Every line of the data must be copied exactly.
○ ○ ○ ○ ○ ○ ○
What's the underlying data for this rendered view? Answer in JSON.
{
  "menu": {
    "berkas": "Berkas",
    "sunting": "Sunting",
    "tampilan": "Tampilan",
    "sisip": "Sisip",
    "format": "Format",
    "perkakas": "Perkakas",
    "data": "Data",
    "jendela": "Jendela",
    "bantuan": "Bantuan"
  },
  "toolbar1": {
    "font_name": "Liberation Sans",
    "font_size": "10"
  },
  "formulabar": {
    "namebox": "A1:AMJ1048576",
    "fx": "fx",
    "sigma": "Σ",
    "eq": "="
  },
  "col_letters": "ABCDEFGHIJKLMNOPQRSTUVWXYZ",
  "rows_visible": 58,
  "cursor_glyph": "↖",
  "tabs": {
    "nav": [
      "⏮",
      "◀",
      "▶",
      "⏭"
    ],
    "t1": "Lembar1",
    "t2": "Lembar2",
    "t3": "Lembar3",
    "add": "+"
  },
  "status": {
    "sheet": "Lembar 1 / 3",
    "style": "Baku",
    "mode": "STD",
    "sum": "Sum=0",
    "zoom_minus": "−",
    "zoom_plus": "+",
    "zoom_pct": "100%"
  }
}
○ ○ ○ ○ ○ ○ ○
# RESPONSE:
What's the underlying data for this rendered view? Answer in JSON.
{
  "menu": {
    "berkas": "Berkas",
    "sunting": "Sunting",
    "tampilan": "Tampilan",
    "sisip": "Sisip",
    "format": "Format",
    "perkakas": "Perkakas",
    "data": "Data",
    "jendela": "Jendela",
    "bantuan": "Bantuan"
  },
  "toolbar1": {
    "font_name": "Liberation Sans",
    "font_size": "10"
  },
  "formulabar": {
    "namebox": "A1:AMJ1048576",
    "fx": "fx",
    "sigma": "Σ",
    "eq": "="
  },
  "col_letters": "ABCDEFGHIJKLMNOPQRSTUVWXYZ",
  "rows_visible": 58,
  "cursor_glyph": "↖",
  "tabs": {
    "nav": [
      "⏮",
      "◀",
      "▶",
      "⏭"
    ],
    "t1": "Lembar1",
    "t2": "Lembar2",
    "t3": "Lembar3",
    "add": "+"
  },
  "status": {
    "sheet": "Lembar 1 / 3",
    "style": "Baku",
    "mode": "STD",
    "sum": "Sum=0",
    "zoom_minus": "−",
    "zoom_plus": "+",
    "zoom_pct": "100%"
  }
}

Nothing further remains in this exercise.